* Begin Given information *

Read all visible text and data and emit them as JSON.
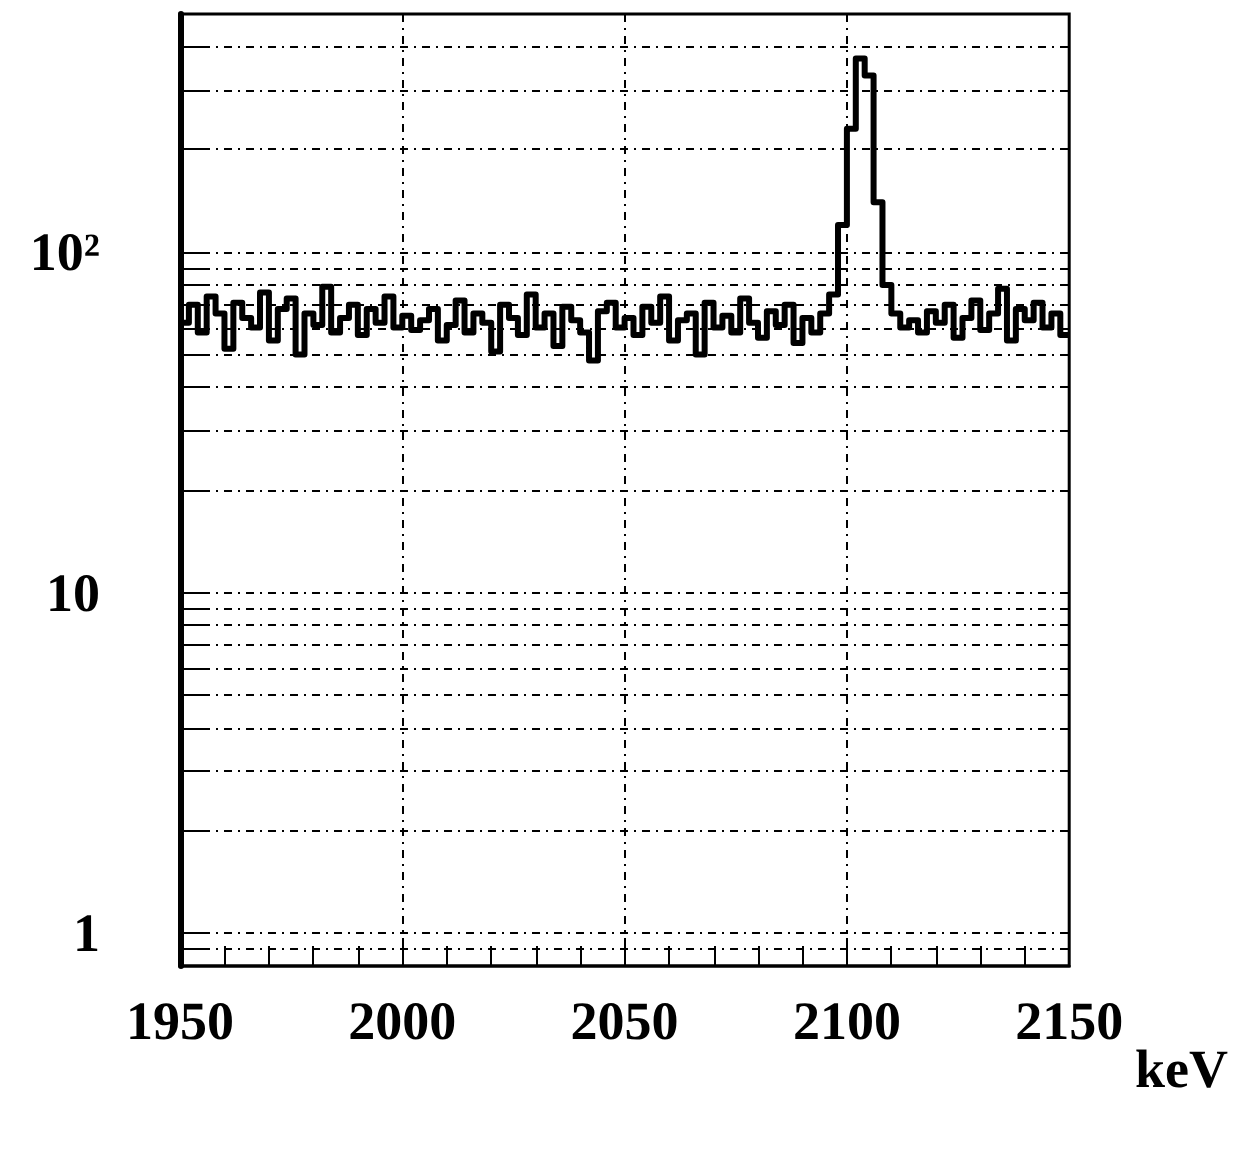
{
  "chart_data": {
    "type": "histogram",
    "xlabel": "keV",
    "log": "y",
    "grid": true,
    "color": "#000000",
    "bins": [
      1950,
      1952,
      1954,
      1956,
      1958,
      1960,
      1962,
      1964,
      1966,
      1968,
      1970,
      1972,
      1974,
      1976,
      1978,
      1980,
      1982,
      1984,
      1986,
      1988,
      1990,
      1992,
      1994,
      1996,
      1998,
      2000,
      2002,
      2004,
      2006,
      2008,
      2010,
      2012,
      2014,
      2016,
      2018,
      2020,
      2022,
      2024,
      2026,
      2028,
      2030,
      2032,
      2034,
      2036,
      2038,
      2040,
      2042,
      2044,
      2046,
      2048,
      2050,
      2052,
      2054,
      2056,
      2058,
      2060,
      2062,
      2064,
      2066,
      2068,
      2070,
      2072,
      2074,
      2076,
      2078,
      2080,
      2082,
      2084,
      2086,
      2088,
      2090,
      2092,
      2094,
      2096,
      2098,
      2100,
      2102,
      2104,
      2106,
      2108,
      2110,
      2112,
      2114,
      2116,
      2118,
      2120,
      2122,
      2124,
      2126,
      2128,
      2130,
      2132,
      2134,
      2136,
      2138,
      2140,
      2142,
      2144,
      2146,
      2148,
      2150
    ],
    "values": [
      62,
      70,
      58,
      74,
      66,
      52,
      71,
      64,
      60,
      76,
      55,
      68,
      73,
      50,
      66,
      61,
      79,
      58,
      64,
      70,
      57,
      68,
      62,
      74,
      60,
      65,
      59,
      63,
      68,
      55,
      61,
      72,
      58,
      66,
      62,
      51,
      70,
      64,
      57,
      75,
      60,
      66,
      53,
      69,
      63,
      58,
      48,
      67,
      71,
      60,
      64,
      57,
      69,
      62,
      74,
      55,
      63,
      66,
      50,
      71,
      60,
      65,
      58,
      73,
      62,
      56,
      67,
      61,
      70,
      54,
      64,
      58,
      66,
      75,
      120,
      230,
      370,
      330,
      140,
      80,
      66,
      60,
      63,
      58,
      67,
      62,
      70,
      56,
      64,
      72,
      59,
      66,
      78,
      55,
      68,
      63,
      71,
      60,
      66,
      57
    ],
    "xlim": [
      1950,
      2150
    ],
    "xticks": [
      1950,
      {
        "value": 1960,
        "label": null
      },
      {
        "value": 1970,
        "label": null
      },
      {
        "value": 1980,
        "label": null
      },
      {
        "value": 1990,
        "label": null
      },
      2000,
      {
        "value": 2010,
        "label": null
      },
      {
        "value": 2020,
        "label": null
      },
      {
        "value": 2030,
        "label": null
      },
      {
        "value": 2040,
        "label": null
      },
      2050,
      {
        "value": 2060,
        "label": null
      },
      {
        "value": 2070,
        "label": null
      },
      {
        "value": 2080,
        "label": null
      },
      {
        "value": 2090,
        "label": null
      },
      2100,
      {
        "value": 2110,
        "label": null
      },
      {
        "value": 2120,
        "label": null
      },
      {
        "value": 2130,
        "label": null
      },
      {
        "value": 2140,
        "label": null
      },
      2150
    ],
    "ylim": [
      0.8,
      500
    ],
    "yticks": [
      {
        "value": 0.9,
        "label": null
      },
      1,
      {
        "value": 2,
        "label": null
      },
      {
        "value": 3,
        "label": null
      },
      {
        "value": 4,
        "label": null
      },
      {
        "value": 5,
        "label": null
      },
      {
        "value": 6,
        "label": null
      },
      {
        "value": 7,
        "label": null
      },
      {
        "value": 8,
        "label": null
      },
      {
        "value": 9,
        "label": null
      },
      10,
      {
        "value": 20,
        "label": null
      },
      {
        "value": 30,
        "label": null
      },
      {
        "value": 40,
        "label": null
      },
      {
        "value": 50,
        "label": null
      },
      {
        "value": 60,
        "label": null
      },
      {
        "value": 70,
        "label": null
      },
      {
        "value": 80,
        "label": null
      },
      {
        "value": 90,
        "label": null
      },
      {
        "value": 100,
        "label": "10²"
      },
      {
        "value": 200,
        "label": null
      },
      {
        "value": 300,
        "label": null
      },
      {
        "value": 400,
        "label": null
      }
    ]
  }
}
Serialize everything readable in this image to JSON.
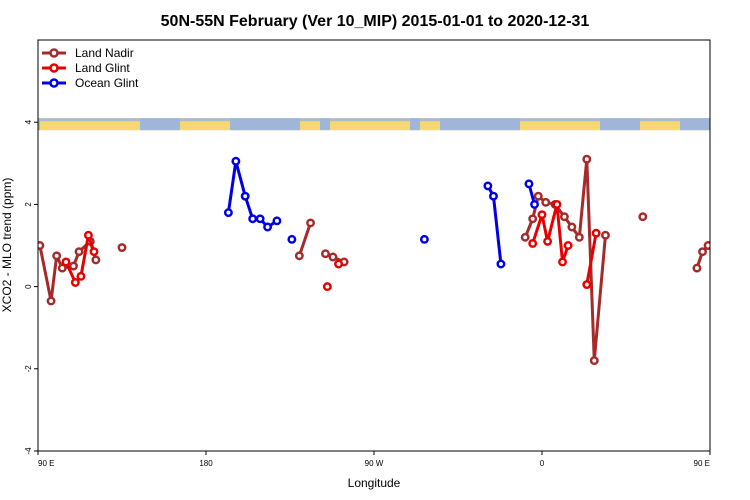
{
  "chart_data": {
    "type": "line",
    "title": "50N-55N February (Ver 10_MIP)   2015-01-01 to 2020-12-31",
    "xlabel": "Longitude",
    "ylabel": "XCO2 - MLO trend (ppm)",
    "xlim": [
      90,
      450
    ],
    "ylim": [
      -4,
      6
    ],
    "x_ticks": [
      {
        "value": 90,
        "label": "90 E"
      },
      {
        "value": 180,
        "label": "180"
      },
      {
        "value": 270,
        "label": "90 W"
      },
      {
        "value": 360,
        "label": "0"
      },
      {
        "value": 450,
        "label": "90 E"
      }
    ],
    "y_ticks": [
      {
        "value": -4,
        "label": "-4"
      },
      {
        "value": -2,
        "label": "-2"
      },
      {
        "value": 0,
        "label": "0"
      },
      {
        "value": 2,
        "label": "2"
      },
      {
        "value": 4,
        "label": "4"
      }
    ],
    "grid": false,
    "legend_position": "top-left",
    "land_strip": {
      "y_center": 4,
      "land_color": "#f7d774",
      "ocean_color": "#9fb6d8"
    },
    "series": [
      {
        "name": "Land Nadir",
        "color": "#a52a2a",
        "segments": [
          [
            [
              91,
              1.0
            ],
            [
              97,
              -0.35
            ],
            [
              100,
              0.75
            ],
            [
              103,
              0.45
            ],
            [
              109,
              0.5
            ],
            [
              112,
              0.85
            ],
            [
              118,
              1.1
            ],
            [
              121,
              0.65
            ]
          ],
          [
            [
              135,
              0.95
            ]
          ],
          [
            [
              230,
              0.75
            ],
            [
              236,
              1.55
            ]
          ],
          [
            [
              244,
              0.8
            ],
            [
              248,
              0.72
            ],
            [
              254,
              0.6
            ]
          ],
          [
            [
              351,
              1.2
            ],
            [
              355,
              1.65
            ],
            [
              358,
              2.2
            ],
            [
              362,
              2.05
            ],
            [
              367,
              2.0
            ],
            [
              372,
              1.7
            ],
            [
              376,
              1.45
            ],
            [
              380,
              1.2
            ],
            [
              384,
              3.1
            ],
            [
              388,
              -1.8
            ],
            [
              394,
              1.25
            ]
          ],
          [
            [
              414,
              1.7
            ]
          ],
          [
            [
              443,
              0.45
            ],
            [
              446,
              0.85
            ],
            [
              449,
              1.0
            ]
          ]
        ]
      },
      {
        "name": "Land Glint",
        "color": "#e60000",
        "segments": [
          [
            [
              105,
              0.6
            ],
            [
              110,
              0.1
            ],
            [
              113,
              0.25
            ],
            [
              117,
              1.25
            ],
            [
              120,
              0.85
            ]
          ],
          [
            [
              245,
              0.0
            ]
          ],
          [
            [
              251,
              0.55
            ]
          ],
          [
            [
              355,
              1.05
            ],
            [
              360,
              1.75
            ],
            [
              363,
              1.1
            ],
            [
              368,
              2.0
            ],
            [
              371,
              0.6
            ],
            [
              374,
              1.0
            ]
          ],
          [
            [
              384,
              0.05
            ],
            [
              389,
              1.3
            ]
          ]
        ]
      },
      {
        "name": "Ocean Glint",
        "color": "#0000e6",
        "segments": [
          [
            [
              192,
              1.8
            ],
            [
              196,
              3.05
            ],
            [
              201,
              2.2
            ],
            [
              205,
              1.65
            ],
            [
              209,
              1.65
            ],
            [
              213,
              1.45
            ],
            [
              218,
              1.6
            ]
          ],
          [
            [
              226,
              1.15
            ]
          ],
          [
            [
              297,
              1.15
            ]
          ],
          [
            [
              331,
              2.45
            ],
            [
              334,
              2.2
            ],
            [
              338,
              0.55
            ]
          ],
          [
            [
              353,
              2.5
            ],
            [
              356,
              2.0
            ]
          ]
        ]
      }
    ]
  }
}
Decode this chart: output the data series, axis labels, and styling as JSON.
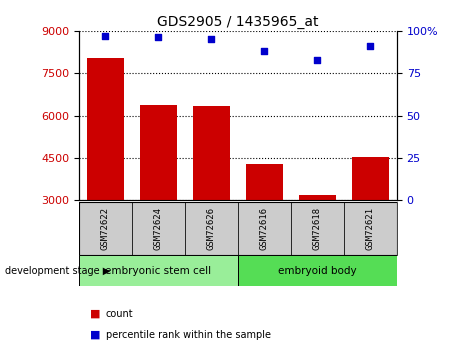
{
  "title": "GDS2905 / 1435965_at",
  "categories": [
    "GSM72622",
    "GSM72624",
    "GSM72626",
    "GSM72616",
    "GSM72618",
    "GSM72621"
  ],
  "bar_values": [
    8050,
    6380,
    6330,
    4280,
    3180,
    4530
  ],
  "scatter_values": [
    97,
    96.5,
    95.5,
    88,
    83,
    91
  ],
  "bar_color": "#cc0000",
  "scatter_color": "#0000cc",
  "bar_bottom": 3000,
  "ylim_left": [
    3000,
    9000
  ],
  "ylim_right": [
    0,
    100
  ],
  "yticks_left": [
    3000,
    4500,
    6000,
    7500,
    9000
  ],
  "yticks_right": [
    0,
    25,
    50,
    75,
    100
  ],
  "group1_label": "embryonic stem cell",
  "group2_label": "embryoid body",
  "group1_indices": [
    0,
    1,
    2
  ],
  "group2_indices": [
    3,
    4,
    5
  ],
  "group1_color": "#99ee99",
  "group2_color": "#55dd55",
  "label_bar": "count",
  "label_scatter": "percentile rank within the sample",
  "stage_label": "development stage",
  "tick_label_color_left": "#cc0000",
  "tick_label_color_right": "#0000cc",
  "sample_box_color": "#cccccc",
  "bar_width": 0.7
}
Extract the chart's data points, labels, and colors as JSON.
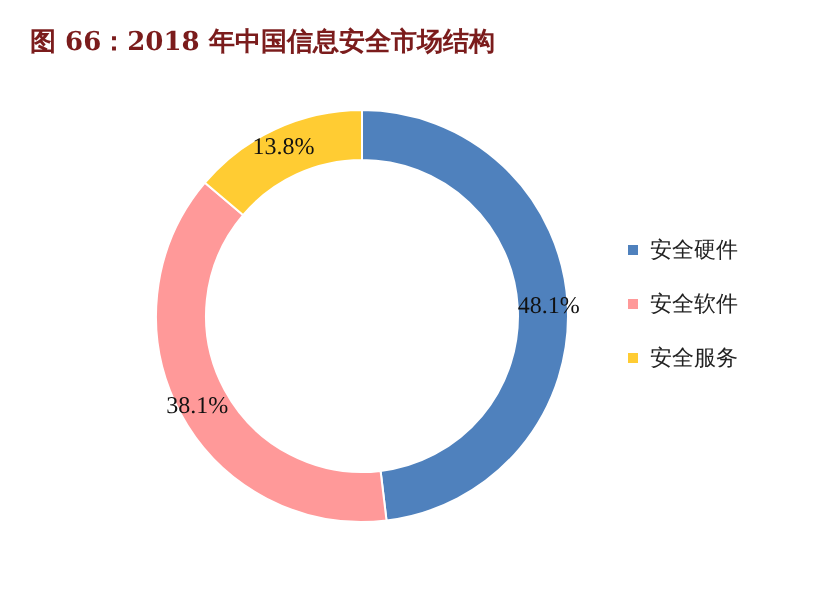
{
  "chart_data": {
    "type": "donut",
    "title": "图 66：2018 年中国信息安全市场结构",
    "categories": [
      "安全硬件",
      "安全软件",
      "安全服务"
    ],
    "values": [
      48.1,
      38.1,
      13.8
    ],
    "colors": [
      "#4f81bd",
      "#ff9999",
      "#ffcc33"
    ],
    "value_labels": [
      "48.1%",
      "38.1%",
      "13.8%"
    ],
    "legend": "right"
  }
}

* End Given information *

→ **Do this**:
Write out, word for word, the line containing "Extract the chart's" and each line after it to the end of the data, and nothing more. Drop the pictures.

→ **Result below**:
Extract the chart's data points, labels, and colors as JSON.
{
  "chart_data": {
    "type": "donut",
    "title": "图 66：2018 年中国信息安全市场结构",
    "categories": [
      "安全硬件",
      "安全软件",
      "安全服务"
    ],
    "values": [
      48.1,
      38.1,
      13.8
    ],
    "colors": [
      "#4f81bd",
      "#ff9999",
      "#ffcc33"
    ],
    "value_labels": [
      "48.1%",
      "38.1%",
      "13.8%"
    ],
    "legend": "right"
  }
}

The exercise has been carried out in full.